**Task instructions**:
Copy these records line for line, exactly as they appear, but leave out the pictures.
────
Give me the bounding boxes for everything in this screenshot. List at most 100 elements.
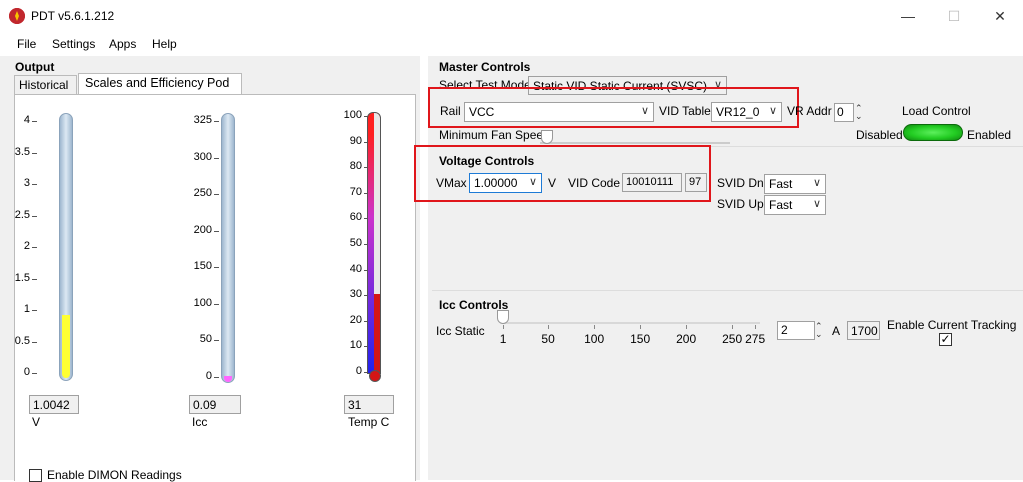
temperature-readout: 31	[344, 395, 394, 414]
temperature-tick-label: 20	[349, 313, 362, 326]
icc-tick-mark	[548, 325, 549, 329]
chevron-down-icon: ∨	[528, 176, 537, 188]
gauge-tube	[59, 113, 73, 381]
gauge-tube	[221, 113, 235, 383]
current-tracking-label: Enable Current Tracking	[887, 318, 1017, 332]
icc-tick-label: 275	[745, 332, 766, 346]
temperature-tick-label: 80	[349, 160, 362, 173]
icc-slider-thumb[interactable]	[497, 310, 509, 324]
voltage-controls-title: Voltage Controls	[439, 154, 535, 168]
thermometer-empty	[374, 113, 380, 294]
svid-up-value: Fast	[769, 198, 793, 212]
gauge-fill	[62, 314, 70, 378]
current-unit-label: Icc	[192, 415, 208, 429]
gauge-tick-mark	[214, 230, 219, 232]
gauge-tick-label: 1.5	[14, 271, 30, 284]
gauge-tick-label: 100	[193, 296, 212, 309]
svid-dn-label: SVID Dn	[717, 176, 764, 190]
temperature-tick-label: 30	[349, 288, 362, 301]
gauge-tick-label: 0.5	[14, 334, 30, 347]
chevron-down-icon: ∨	[768, 105, 777, 117]
icc-tick-label: 250	[722, 332, 743, 346]
icc-spinner[interactable]: ⌃ ⌄	[815, 322, 823, 339]
thermometer-tube	[367, 112, 381, 374]
vid-code-binary: 10010111	[622, 173, 682, 192]
gauge-tick-label: 4	[23, 114, 30, 126]
gauge-tick-mark	[214, 377, 219, 378]
icc-tick-mark	[686, 325, 687, 329]
current-tracking-checkbox[interactable]: ✓	[939, 333, 952, 346]
gauge-tick-mark	[32, 278, 37, 280]
thermometer-mercury	[374, 293, 380, 373]
current-readout: 0.09	[189, 395, 241, 414]
load-disabled-label: Disabled	[856, 128, 903, 142]
icc-static-input[interactable]: 2	[777, 321, 815, 340]
output-title: Output	[15, 60, 55, 74]
rail-label: Rail	[440, 104, 461, 118]
menu-file[interactable]: File	[17, 37, 36, 51]
icc-tick-mark	[732, 325, 733, 329]
vr-addr-input[interactable]: 0	[834, 103, 854, 122]
vr-addr-label: VR Addr	[787, 104, 832, 118]
menu-help[interactable]: Help	[152, 37, 177, 51]
chevron-down-icon: ∨	[812, 198, 821, 210]
vid-code-label: VID Code	[568, 176, 621, 190]
gauge-tick-label: 0	[23, 366, 30, 378]
gauge-tick-mark	[214, 340, 219, 342]
fan-speed-label: Minimum Fan Speed:	[439, 128, 554, 142]
menu-apps[interactable]: Apps	[109, 37, 136, 51]
tab-historical[interactable]: Historical	[14, 75, 77, 94]
gauge-tick-label: 2.5	[14, 208, 30, 221]
menu-settings[interactable]: Settings	[52, 37, 95, 51]
master-controls-title: Master Controls	[439, 60, 531, 74]
gauge-tick-mark	[32, 341, 37, 343]
vid-table-label: VID Table	[659, 104, 711, 118]
voltage-unit-label: V	[32, 415, 41, 429]
icc-tick-label: 1	[499, 332, 507, 346]
gauge-tick-mark	[214, 267, 219, 269]
gauge-tick-mark	[214, 194, 219, 196]
icc-slider-track	[502, 322, 760, 324]
icc-readout: 1700	[847, 321, 880, 340]
temperature-tick-label: 90	[349, 134, 362, 147]
gauge-tick-mark	[214, 303, 219, 305]
icc-unit: A	[832, 324, 841, 338]
gauge-tick-mark	[214, 121, 219, 122]
gauge-tick-mark	[32, 184, 37, 185]
temperature-tick-label: 70	[349, 185, 362, 198]
vid-code-hex: 97	[685, 173, 707, 192]
gauge-tick-mark	[32, 247, 37, 248]
vid-table-select[interactable]: VR12_0 ∨	[711, 102, 782, 122]
gauge-tick-label: 325	[193, 114, 212, 126]
icc-static-label: Icc Static	[436, 324, 485, 338]
dimon-checkbox[interactable]	[29, 469, 42, 482]
vr-addr-spinner[interactable]: ⌃ ⌄	[855, 104, 863, 121]
vmax-unit: V	[548, 176, 557, 190]
temperature-tick-label: 10	[349, 339, 362, 352]
app-logo-icon	[9, 8, 25, 24]
divider	[432, 290, 1023, 291]
rail-select[interactable]: VCC ∨	[464, 102, 654, 122]
load-control-toggle[interactable]	[903, 124, 963, 141]
svid-dn-select[interactable]: Fast ∨	[764, 174, 826, 194]
gauge-fill	[224, 376, 232, 382]
vmax-select[interactable]: 1.00000 ∨	[469, 173, 542, 193]
minimize-button[interactable]: —	[885, 0, 931, 32]
gauge-tick-mark	[32, 152, 37, 154]
svid-up-select[interactable]: Fast ∨	[764, 195, 826, 215]
chevron-down-icon: ∨	[640, 105, 649, 117]
icc-tick-label: 150	[630, 332, 651, 346]
fan-speed-slider[interactable]	[541, 130, 553, 144]
chevron-down-icon: ∨	[812, 177, 821, 189]
svid-up-label: SVID Up	[717, 197, 764, 211]
gauge-tick-label: 300	[193, 150, 212, 163]
close-button[interactable]: ✕	[977, 0, 1023, 32]
tab-scales-efficiency[interactable]: Scales and Efficiency Pod	[78, 73, 242, 94]
gauge-tick-label: 0	[205, 370, 212, 382]
icc-tick-mark	[640, 325, 641, 329]
gauge-tick-label: 50	[199, 333, 212, 346]
icc-tick-mark	[594, 325, 595, 329]
temperature-tick-label: 100	[343, 109, 362, 121]
maximize-button[interactable]: ☐	[931, 0, 977, 32]
vmax-label: VMax	[436, 176, 467, 190]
────
**The result**:
Give me the bounding boxes for everything in this screenshot. List at most 100 elements.
temperature-readout: 31	[344, 395, 394, 414]
temperature-tick-label: 20	[349, 313, 362, 326]
icc-tick-mark	[548, 325, 549, 329]
chevron-down-icon: ∨	[528, 176, 537, 188]
gauge-tube	[59, 113, 73, 381]
gauge-tube	[221, 113, 235, 383]
current-tracking-label: Enable Current Tracking	[887, 318, 1017, 332]
icc-tick-label: 275	[745, 332, 766, 346]
temperature-tick-label: 80	[349, 160, 362, 173]
icc-slider-thumb[interactable]	[497, 310, 509, 324]
voltage-controls-title: Voltage Controls	[439, 154, 535, 168]
thermometer-empty	[374, 113, 380, 294]
svid-up-value: Fast	[769, 198, 793, 212]
gauge-fill	[62, 314, 70, 378]
current-unit-label: Icc	[192, 415, 208, 429]
gauge-tick-mark	[214, 230, 219, 232]
gauge-tick-label: 1.5	[14, 271, 30, 284]
gauge-tick-label: 100	[193, 296, 212, 309]
svid-dn-label: SVID Dn	[717, 176, 764, 190]
temperature-tick-label: 30	[349, 288, 362, 301]
gauge-tick-label: 0.5	[14, 334, 30, 347]
chevron-down-icon: ∨	[768, 105, 777, 117]
icc-tick-label: 250	[722, 332, 743, 346]
icc-spinner[interactable]: ⌃ ⌄	[815, 322, 823, 339]
thermometer-tube	[367, 112, 381, 374]
vid-code-binary: 10010111	[622, 173, 682, 192]
gauge-tick-label: 4	[23, 114, 30, 126]
gauge-tick-mark	[214, 377, 219, 378]
icc-tick-mark	[686, 325, 687, 329]
current-tracking-checkbox[interactable]: ✓	[939, 333, 952, 346]
gauge-tick-mark	[32, 278, 37, 280]
thermometer-mercury	[374, 293, 380, 373]
current-readout: 0.09	[189, 395, 241, 414]
load-disabled-label: Disabled	[856, 128, 903, 142]
icc-static-input[interactable]: 2	[777, 321, 815, 340]
output-title: Output	[15, 60, 55, 74]
rail-label: Rail	[440, 104, 461, 118]
menu-file[interactable]: File	[17, 37, 36, 51]
icc-tick-mark	[732, 325, 733, 329]
vr-addr-input[interactable]: 0	[834, 103, 854, 122]
vr-addr-label: VR Addr	[787, 104, 832, 118]
menu-help[interactable]: Help	[152, 37, 177, 51]
chevron-down-icon: ∨	[812, 198, 821, 210]
vid-code-label: VID Code	[568, 176, 621, 190]
gauge-tick-label: 0	[23, 366, 30, 378]
gauge-tick-mark	[214, 340, 219, 342]
fan-speed-label: Minimum Fan Speed:	[439, 128, 554, 142]
menu-apps[interactable]: Apps	[109, 37, 136, 51]
tab-historical[interactable]: Historical	[14, 75, 77, 94]
gauge-tick-label: 2.5	[14, 208, 30, 221]
menu-settings[interactable]: Settings	[52, 37, 95, 51]
master-controls-title: Master Controls	[439, 60, 531, 74]
gauge-tick-mark	[32, 341, 37, 343]
vid-table-label: VID Table	[659, 104, 711, 118]
voltage-unit-label: V	[32, 415, 41, 429]
icc-tick-label: 1	[499, 332, 507, 346]
gauge-tick-mark	[214, 267, 219, 269]
gauge-tick-mark	[214, 194, 219, 196]
icc-slider-track	[502, 322, 760, 324]
icc-readout: 1700	[847, 321, 880, 340]
temperature-tick-label: 90	[349, 134, 362, 147]
gauge-tick-mark	[214, 303, 219, 305]
icc-unit: A	[832, 324, 841, 338]
gauge-tick-mark	[214, 121, 219, 122]
gauge-tick-mark	[32, 184, 37, 185]
temperature-tick-label: 70	[349, 185, 362, 198]
vid-code-hex: 97	[685, 173, 707, 192]
gauge-tick-mark	[32, 247, 37, 248]
vid-table-select[interactable]: VR12_0 ∨	[711, 102, 782, 122]
gauge-tick-label: 325	[193, 114, 212, 126]
icc-static-label: Icc Static	[436, 324, 485, 338]
dimon-checkbox[interactable]	[29, 469, 42, 482]
vr-addr-spinner[interactable]: ⌃ ⌄	[855, 104, 863, 121]
vmax-unit: V	[548, 176, 557, 190]
temperature-tick-label: 10	[349, 339, 362, 352]
app-logo-icon	[9, 8, 25, 24]
divider	[432, 290, 1023, 291]
rail-select[interactable]: VCC ∨	[464, 102, 654, 122]
load-control-toggle[interactable]	[903, 124, 963, 141]
svid-dn-select[interactable]: Fast ∨	[764, 174, 826, 194]
gauge-fill	[224, 376, 232, 382]
vmax-select[interactable]: 1.00000 ∨	[469, 173, 542, 193]
minimize-button[interactable]: —	[885, 0, 931, 32]
gauge-tick-mark	[32, 152, 37, 154]
svid-up-select[interactable]: Fast ∨	[764, 195, 826, 215]
chevron-down-icon: ∨	[640, 105, 649, 117]
icc-tick-label: 150	[630, 332, 651, 346]
fan-speed-slider[interactable]	[541, 130, 553, 144]
chevron-down-icon: ∨	[812, 177, 821, 189]
svid-up-label: SVID Up	[717, 197, 764, 211]
gauge-tick-label: 300	[193, 150, 212, 163]
close-button[interactable]: ✕	[977, 0, 1023, 32]
tab-scales-efficiency[interactable]: Scales and Efficiency Pod	[78, 73, 242, 94]
gauge-tick-label: 0	[205, 370, 212, 382]
icc-tick-mark	[640, 325, 641, 329]
gauge-tick-label: 50	[199, 333, 212, 346]
icc-tick-mark	[594, 325, 595, 329]
temperature-tick-label: 100	[343, 109, 362, 121]
maximize-button[interactable]: ☐	[931, 0, 977, 32]
vmax-label: VMax	[436, 176, 467, 190]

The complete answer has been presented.